**Aim:** Among the lines below, count those with "true". Give the total alone.
— begin Supplied records —
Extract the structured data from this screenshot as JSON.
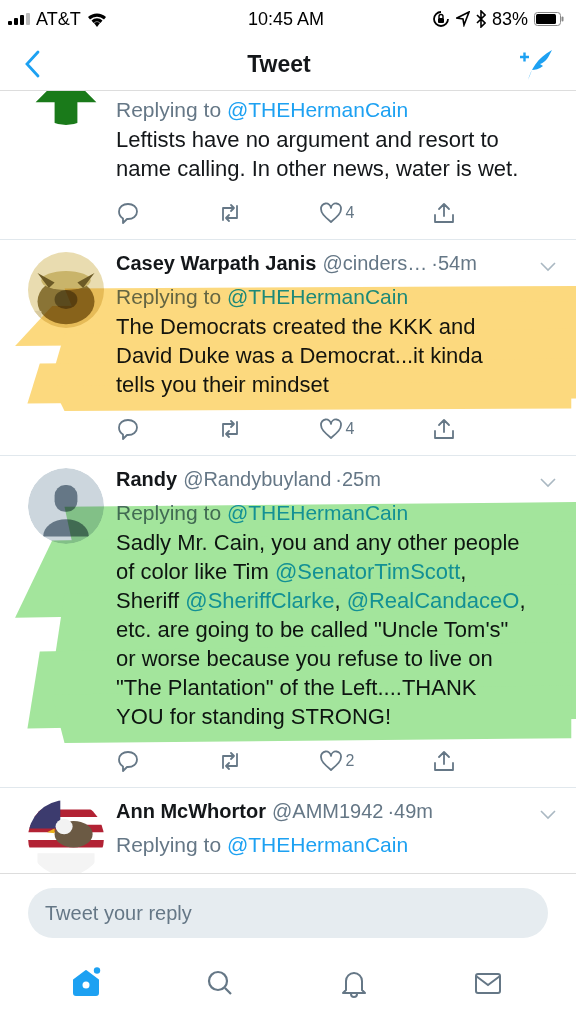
{
  "status_bar": {
    "carrier": "AT&T",
    "time": "10:45 AM",
    "battery": "83%"
  },
  "header": {
    "title": "Tweet"
  },
  "tweets": [
    {
      "default_avatar": false,
      "reply_prefix": "Replying to ",
      "reply_to": "@THEHermanCain",
      "body": [
        {
          "kind": "text",
          "text": "Leftists have no argument and resort to name calling.  In other news, water is wet."
        }
      ],
      "actions": {
        "likes": "4"
      }
    },
    {
      "default_avatar": false,
      "name": "Casey Warpath Janis",
      "handle": "@cinders…",
      "time": "·54m",
      "reply_prefix": "Replying to ",
      "reply_to": "@THEHermanCain",
      "body": [
        {
          "kind": "text",
          "text": "The Democrats created the KKK and David Duke was a Democrat...it kinda tells you their mindset"
        }
      ],
      "actions": {
        "likes": "4"
      },
      "highlight": {
        "color": "#fcd97e"
      }
    },
    {
      "default_avatar": true,
      "name": "Randy",
      "handle": "@Randybuyland",
      "time": "·25m",
      "reply_prefix": "Replying to ",
      "reply_to": "@THEHermanCain",
      "body": [
        {
          "kind": "text",
          "text": "Sadly Mr. Cain, you and any other people of color like Tim "
        },
        {
          "kind": "link",
          "text": "@SenatorTimScott"
        },
        {
          "kind": "text",
          "text": ", Sheriff "
        },
        {
          "kind": "link",
          "text": "@SheriffClarke"
        },
        {
          "kind": "text",
          "text": ", "
        },
        {
          "kind": "link",
          "text": "@RealCandaceO"
        },
        {
          "kind": "text",
          "text": ", etc. are going to be called \"Uncle Tom's\" or worse because you refuse to live on \"The Plantation\" of the Left....THANK YOU for standing STRONG!"
        }
      ],
      "actions": {
        "likes": "2"
      },
      "highlight": {
        "color": "#a3e59c"
      }
    },
    {
      "default_avatar": false,
      "name": "Ann McWhortor",
      "handle": "@AMM1942",
      "time": "·49m",
      "reply_prefix": "Replying to ",
      "reply_to": "@THEHermanCain"
    }
  ],
  "reply_field": {
    "placeholder": "Tweet your reply"
  },
  "tab_bar": [
    {
      "kind": "home",
      "selected": true,
      "badge": true
    },
    {
      "kind": "search",
      "selected": false,
      "badge": false
    },
    {
      "kind": "notifications",
      "selected": false,
      "badge": false
    },
    {
      "kind": "messages",
      "selected": false,
      "badge": false
    }
  ]
}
— end Supplied records —
**Reply:** 3